#### Instructions:
1. Decide whether each statement agrees with the ivabradine commentary below. Answer yes or no for each and quote the commentary's deciding words. (a) The subgroup analysis covered 13.8% of the original patient population. (b) In the original BEAUTIFUL trial, ivabradine significantly reduced the primary composite endpoint. (c) In patients with limiting angina, ivabradine lowered mortality.
2. According to the ivabradine commentary below, what was the placebo-corrected heart rate reduction in the entire population with limiting angina?

Institut für Pathophysiologie, Universitätsklinikum Essen, D-45122 Essen, Germany
* Corresponding author. Tel: +49 201 723 4480, Fax: +49 201 723 4481, Email: gerd.heusch{at}uk-essen.de
This commentary refers to Relationship between ivabradine treatment and cardiovascular outcomes in patients with stable coronary artery disease and left ventricular systolic dysfunction with limiting angina: a subgroup analysis of the randomized, controlled BEAUTIFUL trial
, by K. Fox et al., on page 2337
Heart rate is a major determinant of cardiac output, myocardial oxygen consumption, and coronary blood flow under physiological and pathological conditions.1 Increased heart rate contributes to myocardial ischaemia distal to a severe coronary stenosis by abbreviation of diastole and by unfavourable flow redistribution from post-stenotic into normally perfused myocardium through collaterals2 and, within the post-stenotic myocardium, from subendo- to subepicardium.3 Increased heart rate possibly4 contributes to left ventricular dysfunction in failing myocardium through a negative Treppe phenomenon.5
The BEAUTIFUL investigators have previously reported, using a prospective study design, that in patients with coronary artery disease and left ventricular dysfunction, a heart rate >70/min is associated with greater risk than a heart rate <70/min for cardiovascular mortality, hospitalization for heart failure or myocardial infarction, and for coronary revascularization;6 of note, the discrimination by a heart rate >70/min was stronger for heart failure than myocardial ischaemia endpoints. In the randomized, double-blind, placebo-controlled BEAUTIFUL trial in >10 000 patients with coronary artery disease and left ventricular dysfunction, ivabradine did not affect the primary composite endpoint of cardiovascular death and hospitalization for heart failure or myocardial infarction, but significantly reduced hospitalization for myocardial infarction and coronary revascularization in patients with a heart rate >70/min; the heart rate reduction was only 7/min when placebo corrected.7
Now the BEAUTIFUL investigators present a retrospective, subgroup analysis in 13.8% of the original patient population who had limiting symptomatic angina—as characterized by pain, fatigue, palpitations, or dyspnoea—at baseline.8 The essential conclusions from the original BEAUTIFUL study were largely confirmed and further emphasized: now with a just borderline-significant reduction in the composite endpoint, ivabradine had no effect on mortality and hospitalization for heart failure, but significantly reduced the hospitalization for myocardial infarction and coronary revascularization, and this reduction was more pronounced in patients with a heart rate >70/min than in the entire population with limiting angina; the placebo-corrected heart rate reduction was only 4/min and 7/min in the entire population with limiting angina and in those with limiting angina and a heart rate >70/min, respectively.
The investigators appropriately acknowledge the limitations of their retrospective approach to analyse a subgroup of a trial which was entirely negative in its primary endpoint and advocate their analysis as hypothesis generating and in need of large-scale prospective testing. Unfortunately, they do not say precisely which hypothesis they generate from their subgroup analysis, possibly that ivabradine provides greater protection from ischaemia in patients with coronary artery disease and limiting angina than in those without angina; to test such a hypothesis would require a huge trial.

#### Extracted entries:
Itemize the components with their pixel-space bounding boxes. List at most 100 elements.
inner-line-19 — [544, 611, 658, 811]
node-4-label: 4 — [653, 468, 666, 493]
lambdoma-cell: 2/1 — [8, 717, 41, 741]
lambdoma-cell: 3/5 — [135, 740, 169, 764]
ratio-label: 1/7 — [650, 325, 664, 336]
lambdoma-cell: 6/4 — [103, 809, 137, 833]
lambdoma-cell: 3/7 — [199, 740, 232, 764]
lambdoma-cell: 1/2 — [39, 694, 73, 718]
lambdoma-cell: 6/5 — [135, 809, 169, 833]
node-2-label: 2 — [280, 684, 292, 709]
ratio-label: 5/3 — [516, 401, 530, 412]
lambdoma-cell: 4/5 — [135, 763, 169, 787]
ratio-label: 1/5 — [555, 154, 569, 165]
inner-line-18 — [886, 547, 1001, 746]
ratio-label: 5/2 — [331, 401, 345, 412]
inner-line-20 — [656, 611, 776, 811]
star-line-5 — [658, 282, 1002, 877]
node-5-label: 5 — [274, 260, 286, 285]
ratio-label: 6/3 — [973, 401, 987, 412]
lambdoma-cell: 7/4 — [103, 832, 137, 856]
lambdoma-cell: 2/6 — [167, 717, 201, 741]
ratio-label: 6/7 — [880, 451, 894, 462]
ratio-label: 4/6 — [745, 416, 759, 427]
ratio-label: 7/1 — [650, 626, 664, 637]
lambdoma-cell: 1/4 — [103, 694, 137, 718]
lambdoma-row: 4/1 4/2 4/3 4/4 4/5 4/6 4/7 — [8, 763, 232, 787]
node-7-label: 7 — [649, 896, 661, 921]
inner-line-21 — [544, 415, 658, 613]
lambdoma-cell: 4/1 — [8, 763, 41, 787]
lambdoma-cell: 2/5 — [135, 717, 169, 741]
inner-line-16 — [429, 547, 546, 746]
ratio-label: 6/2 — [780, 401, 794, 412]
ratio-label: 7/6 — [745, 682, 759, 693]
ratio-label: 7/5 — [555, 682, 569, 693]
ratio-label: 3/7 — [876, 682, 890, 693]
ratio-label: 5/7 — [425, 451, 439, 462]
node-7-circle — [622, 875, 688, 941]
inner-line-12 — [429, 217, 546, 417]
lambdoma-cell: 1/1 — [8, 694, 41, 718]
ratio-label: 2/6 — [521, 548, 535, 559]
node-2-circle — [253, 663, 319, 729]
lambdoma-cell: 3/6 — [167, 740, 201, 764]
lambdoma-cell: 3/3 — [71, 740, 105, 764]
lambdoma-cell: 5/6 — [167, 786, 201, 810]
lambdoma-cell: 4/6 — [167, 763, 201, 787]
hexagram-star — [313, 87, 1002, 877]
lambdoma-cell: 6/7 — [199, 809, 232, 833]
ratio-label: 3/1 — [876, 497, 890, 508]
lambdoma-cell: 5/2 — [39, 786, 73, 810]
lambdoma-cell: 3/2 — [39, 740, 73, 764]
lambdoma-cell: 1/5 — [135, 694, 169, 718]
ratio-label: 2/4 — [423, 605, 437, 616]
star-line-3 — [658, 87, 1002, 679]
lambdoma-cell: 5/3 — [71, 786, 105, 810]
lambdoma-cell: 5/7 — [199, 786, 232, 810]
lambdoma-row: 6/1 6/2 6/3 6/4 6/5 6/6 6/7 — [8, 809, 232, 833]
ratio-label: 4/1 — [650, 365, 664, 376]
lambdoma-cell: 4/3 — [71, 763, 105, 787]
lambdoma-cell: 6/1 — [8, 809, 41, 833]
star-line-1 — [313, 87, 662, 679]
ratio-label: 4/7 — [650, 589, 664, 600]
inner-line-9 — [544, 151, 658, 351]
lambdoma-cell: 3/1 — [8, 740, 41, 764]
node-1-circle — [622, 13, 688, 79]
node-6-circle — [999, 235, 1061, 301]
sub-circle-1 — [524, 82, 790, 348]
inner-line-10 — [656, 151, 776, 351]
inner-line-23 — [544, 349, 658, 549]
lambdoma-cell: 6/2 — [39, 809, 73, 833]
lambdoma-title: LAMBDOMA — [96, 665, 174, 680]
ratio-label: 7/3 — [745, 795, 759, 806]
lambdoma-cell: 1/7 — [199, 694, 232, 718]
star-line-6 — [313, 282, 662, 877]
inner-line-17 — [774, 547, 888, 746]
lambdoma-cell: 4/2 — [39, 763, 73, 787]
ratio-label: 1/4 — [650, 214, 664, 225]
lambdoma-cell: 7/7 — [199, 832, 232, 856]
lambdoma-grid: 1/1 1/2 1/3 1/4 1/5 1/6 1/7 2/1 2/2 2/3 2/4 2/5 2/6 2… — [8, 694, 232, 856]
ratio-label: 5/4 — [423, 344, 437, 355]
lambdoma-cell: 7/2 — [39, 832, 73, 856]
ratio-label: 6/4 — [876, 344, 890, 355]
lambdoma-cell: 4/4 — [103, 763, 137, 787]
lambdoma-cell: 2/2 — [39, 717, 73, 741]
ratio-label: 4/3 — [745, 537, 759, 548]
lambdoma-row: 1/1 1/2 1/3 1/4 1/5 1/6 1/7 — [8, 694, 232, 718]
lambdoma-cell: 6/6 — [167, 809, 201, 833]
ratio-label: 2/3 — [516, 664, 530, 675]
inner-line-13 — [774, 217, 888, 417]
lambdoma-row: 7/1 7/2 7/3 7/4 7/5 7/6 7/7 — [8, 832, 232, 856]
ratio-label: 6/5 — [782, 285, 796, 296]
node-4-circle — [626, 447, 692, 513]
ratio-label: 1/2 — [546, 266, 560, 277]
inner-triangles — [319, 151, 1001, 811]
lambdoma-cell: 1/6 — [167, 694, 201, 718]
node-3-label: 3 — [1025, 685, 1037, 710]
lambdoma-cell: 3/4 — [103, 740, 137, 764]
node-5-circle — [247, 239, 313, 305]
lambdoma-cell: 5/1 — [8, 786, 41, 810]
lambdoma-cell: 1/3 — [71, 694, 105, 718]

#### Responses per task:
1.
(a) Yes: "a retrospective, subgroup analysis in 13.8% of the original patient population"
(b) No: "ivabradine did not affect the primary composite endpoint"
(c) No: "ivabradine had no effect on mortality and hospitalization for heart failure"

2. 4/min.